_WHAT YOU ARE ASKED TO DO:_ Collect all lines below with the string "LITTLE".

_TASK DATA:_
□ □ □ □ □
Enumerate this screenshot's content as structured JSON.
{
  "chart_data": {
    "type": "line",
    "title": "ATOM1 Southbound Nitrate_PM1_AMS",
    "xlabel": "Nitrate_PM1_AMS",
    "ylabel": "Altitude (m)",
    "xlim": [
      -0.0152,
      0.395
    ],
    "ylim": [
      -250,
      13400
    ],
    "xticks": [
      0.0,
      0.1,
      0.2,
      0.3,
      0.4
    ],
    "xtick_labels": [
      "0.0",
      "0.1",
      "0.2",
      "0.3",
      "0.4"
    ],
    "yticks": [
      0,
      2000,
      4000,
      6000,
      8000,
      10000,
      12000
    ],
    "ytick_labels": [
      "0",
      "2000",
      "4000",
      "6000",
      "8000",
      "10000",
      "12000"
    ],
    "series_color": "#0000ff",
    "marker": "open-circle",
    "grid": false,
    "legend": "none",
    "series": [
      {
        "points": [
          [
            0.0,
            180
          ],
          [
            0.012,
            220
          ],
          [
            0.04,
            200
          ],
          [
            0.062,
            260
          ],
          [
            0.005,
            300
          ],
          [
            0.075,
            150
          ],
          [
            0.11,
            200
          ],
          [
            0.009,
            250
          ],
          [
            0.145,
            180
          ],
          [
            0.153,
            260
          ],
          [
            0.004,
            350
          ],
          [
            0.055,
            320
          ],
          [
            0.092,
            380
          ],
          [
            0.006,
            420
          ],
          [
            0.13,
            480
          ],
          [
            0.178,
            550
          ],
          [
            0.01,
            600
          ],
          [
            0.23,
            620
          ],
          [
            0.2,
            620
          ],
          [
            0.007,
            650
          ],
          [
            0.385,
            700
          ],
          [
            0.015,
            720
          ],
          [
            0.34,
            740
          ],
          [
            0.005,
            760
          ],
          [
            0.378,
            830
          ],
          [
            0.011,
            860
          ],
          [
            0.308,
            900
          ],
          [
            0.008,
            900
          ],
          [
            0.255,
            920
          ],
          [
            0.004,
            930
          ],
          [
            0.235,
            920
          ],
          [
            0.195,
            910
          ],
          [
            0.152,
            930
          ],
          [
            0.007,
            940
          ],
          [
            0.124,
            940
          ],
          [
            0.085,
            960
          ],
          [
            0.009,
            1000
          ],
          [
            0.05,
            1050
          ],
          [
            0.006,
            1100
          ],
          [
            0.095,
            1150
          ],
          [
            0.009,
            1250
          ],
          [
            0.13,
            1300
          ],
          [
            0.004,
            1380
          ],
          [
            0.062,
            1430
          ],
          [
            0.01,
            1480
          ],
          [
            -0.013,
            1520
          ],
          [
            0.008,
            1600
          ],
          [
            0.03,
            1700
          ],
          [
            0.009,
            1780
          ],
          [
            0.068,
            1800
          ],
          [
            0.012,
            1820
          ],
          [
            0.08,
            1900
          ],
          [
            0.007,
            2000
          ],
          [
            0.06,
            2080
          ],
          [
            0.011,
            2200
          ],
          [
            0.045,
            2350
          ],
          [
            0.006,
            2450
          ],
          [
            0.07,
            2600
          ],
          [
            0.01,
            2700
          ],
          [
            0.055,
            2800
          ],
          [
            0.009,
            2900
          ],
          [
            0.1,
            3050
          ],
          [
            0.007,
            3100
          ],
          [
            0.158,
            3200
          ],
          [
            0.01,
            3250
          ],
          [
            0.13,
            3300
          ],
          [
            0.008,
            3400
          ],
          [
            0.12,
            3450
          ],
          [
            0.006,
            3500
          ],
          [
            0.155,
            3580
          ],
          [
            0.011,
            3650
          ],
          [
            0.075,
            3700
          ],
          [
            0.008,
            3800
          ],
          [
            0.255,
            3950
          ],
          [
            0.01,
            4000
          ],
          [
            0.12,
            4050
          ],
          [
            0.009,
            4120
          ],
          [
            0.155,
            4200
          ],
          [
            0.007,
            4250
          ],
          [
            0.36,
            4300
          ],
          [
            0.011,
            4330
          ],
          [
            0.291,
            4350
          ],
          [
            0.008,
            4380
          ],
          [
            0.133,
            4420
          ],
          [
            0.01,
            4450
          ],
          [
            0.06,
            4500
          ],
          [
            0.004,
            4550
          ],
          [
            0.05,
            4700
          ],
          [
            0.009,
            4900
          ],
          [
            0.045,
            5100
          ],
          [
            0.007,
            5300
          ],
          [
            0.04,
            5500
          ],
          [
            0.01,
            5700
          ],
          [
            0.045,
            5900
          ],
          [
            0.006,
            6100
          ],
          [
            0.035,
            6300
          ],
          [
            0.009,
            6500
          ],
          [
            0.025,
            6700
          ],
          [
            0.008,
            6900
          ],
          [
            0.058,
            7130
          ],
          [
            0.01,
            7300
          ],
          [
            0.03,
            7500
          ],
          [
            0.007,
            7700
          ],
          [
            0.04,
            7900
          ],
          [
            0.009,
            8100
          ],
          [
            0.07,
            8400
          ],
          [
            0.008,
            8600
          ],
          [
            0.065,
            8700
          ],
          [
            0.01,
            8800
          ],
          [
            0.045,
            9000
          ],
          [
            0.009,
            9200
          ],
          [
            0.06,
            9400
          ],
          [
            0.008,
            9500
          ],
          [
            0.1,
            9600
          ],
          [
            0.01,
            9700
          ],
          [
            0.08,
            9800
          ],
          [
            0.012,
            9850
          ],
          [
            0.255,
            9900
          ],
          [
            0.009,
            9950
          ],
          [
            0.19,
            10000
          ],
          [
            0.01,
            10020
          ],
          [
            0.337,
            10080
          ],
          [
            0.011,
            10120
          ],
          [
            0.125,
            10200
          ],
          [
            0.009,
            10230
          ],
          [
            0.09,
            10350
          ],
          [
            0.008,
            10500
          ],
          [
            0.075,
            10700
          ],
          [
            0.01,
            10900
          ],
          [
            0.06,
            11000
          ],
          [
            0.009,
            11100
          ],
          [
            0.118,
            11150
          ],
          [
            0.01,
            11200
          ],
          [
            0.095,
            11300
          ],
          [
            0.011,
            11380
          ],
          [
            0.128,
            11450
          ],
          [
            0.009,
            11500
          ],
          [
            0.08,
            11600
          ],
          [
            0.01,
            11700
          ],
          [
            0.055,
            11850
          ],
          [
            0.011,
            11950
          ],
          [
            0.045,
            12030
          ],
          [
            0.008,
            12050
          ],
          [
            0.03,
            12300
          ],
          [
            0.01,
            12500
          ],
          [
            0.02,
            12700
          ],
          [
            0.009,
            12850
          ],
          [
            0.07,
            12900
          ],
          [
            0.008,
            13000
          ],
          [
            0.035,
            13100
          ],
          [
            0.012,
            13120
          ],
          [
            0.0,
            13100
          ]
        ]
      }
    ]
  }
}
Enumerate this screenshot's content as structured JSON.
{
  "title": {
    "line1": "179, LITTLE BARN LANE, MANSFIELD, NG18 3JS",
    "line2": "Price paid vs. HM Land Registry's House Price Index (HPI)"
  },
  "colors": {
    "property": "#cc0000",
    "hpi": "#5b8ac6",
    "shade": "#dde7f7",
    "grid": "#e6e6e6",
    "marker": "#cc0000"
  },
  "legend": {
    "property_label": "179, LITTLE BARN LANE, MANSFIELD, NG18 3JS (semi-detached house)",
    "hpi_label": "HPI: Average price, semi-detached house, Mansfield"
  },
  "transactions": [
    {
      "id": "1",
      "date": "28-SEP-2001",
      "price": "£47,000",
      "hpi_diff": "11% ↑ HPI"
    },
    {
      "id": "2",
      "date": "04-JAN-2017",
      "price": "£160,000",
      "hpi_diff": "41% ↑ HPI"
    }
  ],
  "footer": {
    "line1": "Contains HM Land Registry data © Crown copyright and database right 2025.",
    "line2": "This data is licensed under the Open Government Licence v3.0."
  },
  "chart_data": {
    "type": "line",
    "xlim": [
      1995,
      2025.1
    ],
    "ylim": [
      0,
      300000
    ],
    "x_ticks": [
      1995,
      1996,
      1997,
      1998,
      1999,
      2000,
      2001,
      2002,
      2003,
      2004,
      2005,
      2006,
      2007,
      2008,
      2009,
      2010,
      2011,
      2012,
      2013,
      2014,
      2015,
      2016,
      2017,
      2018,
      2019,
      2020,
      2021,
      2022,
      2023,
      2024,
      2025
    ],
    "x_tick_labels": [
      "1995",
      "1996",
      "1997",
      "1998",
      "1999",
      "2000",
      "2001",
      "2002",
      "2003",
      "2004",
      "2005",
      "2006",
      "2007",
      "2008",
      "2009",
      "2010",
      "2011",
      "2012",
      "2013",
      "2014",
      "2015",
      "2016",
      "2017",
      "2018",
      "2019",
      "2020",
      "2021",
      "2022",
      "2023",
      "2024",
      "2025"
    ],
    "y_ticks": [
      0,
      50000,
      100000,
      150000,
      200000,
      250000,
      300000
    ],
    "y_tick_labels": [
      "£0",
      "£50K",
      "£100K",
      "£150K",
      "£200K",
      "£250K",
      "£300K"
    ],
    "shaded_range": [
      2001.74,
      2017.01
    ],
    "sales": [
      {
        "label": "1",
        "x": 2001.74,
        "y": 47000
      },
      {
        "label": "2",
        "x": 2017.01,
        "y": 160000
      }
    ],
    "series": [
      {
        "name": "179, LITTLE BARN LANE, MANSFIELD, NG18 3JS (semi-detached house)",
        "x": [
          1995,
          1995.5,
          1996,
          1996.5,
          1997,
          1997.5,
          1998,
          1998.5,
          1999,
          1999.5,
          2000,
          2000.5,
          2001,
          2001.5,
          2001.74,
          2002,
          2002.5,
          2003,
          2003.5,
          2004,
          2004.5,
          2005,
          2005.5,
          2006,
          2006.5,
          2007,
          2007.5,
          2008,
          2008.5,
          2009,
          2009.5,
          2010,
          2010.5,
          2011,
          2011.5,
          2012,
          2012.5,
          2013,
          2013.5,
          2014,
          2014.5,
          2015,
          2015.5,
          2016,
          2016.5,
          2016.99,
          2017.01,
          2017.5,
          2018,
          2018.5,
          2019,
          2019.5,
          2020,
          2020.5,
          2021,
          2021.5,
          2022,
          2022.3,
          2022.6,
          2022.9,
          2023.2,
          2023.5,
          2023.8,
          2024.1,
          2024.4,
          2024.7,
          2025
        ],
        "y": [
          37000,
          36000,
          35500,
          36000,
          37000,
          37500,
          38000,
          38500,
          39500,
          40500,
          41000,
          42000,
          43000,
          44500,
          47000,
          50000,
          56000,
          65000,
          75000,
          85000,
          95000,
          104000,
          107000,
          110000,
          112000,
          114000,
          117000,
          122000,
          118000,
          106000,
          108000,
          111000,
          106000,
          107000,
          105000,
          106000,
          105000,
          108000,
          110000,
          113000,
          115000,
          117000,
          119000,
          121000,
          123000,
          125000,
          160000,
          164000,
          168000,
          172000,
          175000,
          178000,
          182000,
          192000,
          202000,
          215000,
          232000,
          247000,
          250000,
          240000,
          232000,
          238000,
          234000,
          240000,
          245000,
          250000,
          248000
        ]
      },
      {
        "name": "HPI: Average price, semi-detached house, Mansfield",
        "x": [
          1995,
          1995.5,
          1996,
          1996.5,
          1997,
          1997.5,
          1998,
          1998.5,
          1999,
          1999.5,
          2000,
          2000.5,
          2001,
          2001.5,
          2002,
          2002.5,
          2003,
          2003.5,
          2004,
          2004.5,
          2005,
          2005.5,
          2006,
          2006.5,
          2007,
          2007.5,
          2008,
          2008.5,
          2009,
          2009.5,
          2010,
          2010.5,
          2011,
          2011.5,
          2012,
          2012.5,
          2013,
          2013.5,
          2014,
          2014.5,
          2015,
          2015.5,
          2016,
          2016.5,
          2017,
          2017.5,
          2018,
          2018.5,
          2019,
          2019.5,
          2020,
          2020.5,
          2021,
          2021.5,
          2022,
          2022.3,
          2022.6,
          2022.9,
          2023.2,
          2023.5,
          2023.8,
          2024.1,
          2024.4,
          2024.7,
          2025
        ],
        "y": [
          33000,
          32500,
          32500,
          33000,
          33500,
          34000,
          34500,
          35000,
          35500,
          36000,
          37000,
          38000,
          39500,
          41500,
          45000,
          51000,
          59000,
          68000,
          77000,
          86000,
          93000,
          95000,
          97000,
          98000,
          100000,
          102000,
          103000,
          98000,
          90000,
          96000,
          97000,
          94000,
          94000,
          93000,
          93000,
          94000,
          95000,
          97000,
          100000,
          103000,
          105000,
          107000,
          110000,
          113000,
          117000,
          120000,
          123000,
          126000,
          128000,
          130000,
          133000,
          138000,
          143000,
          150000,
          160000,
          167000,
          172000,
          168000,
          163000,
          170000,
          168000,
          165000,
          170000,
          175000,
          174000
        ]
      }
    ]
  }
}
□ □ □ □ □
_FINAL RESULT:_
    "line1": "179, LITTLE BARN LANE, MANSFIELD, NG18 3JS",
    "property_label": "179, LITTLE BARN LANE, MANSFIELD, NG18 3JS (semi-detached house)",
        "name": "179, LITTLE BARN LANE, MANSFIELD, NG18 3JS (semi-detached house)",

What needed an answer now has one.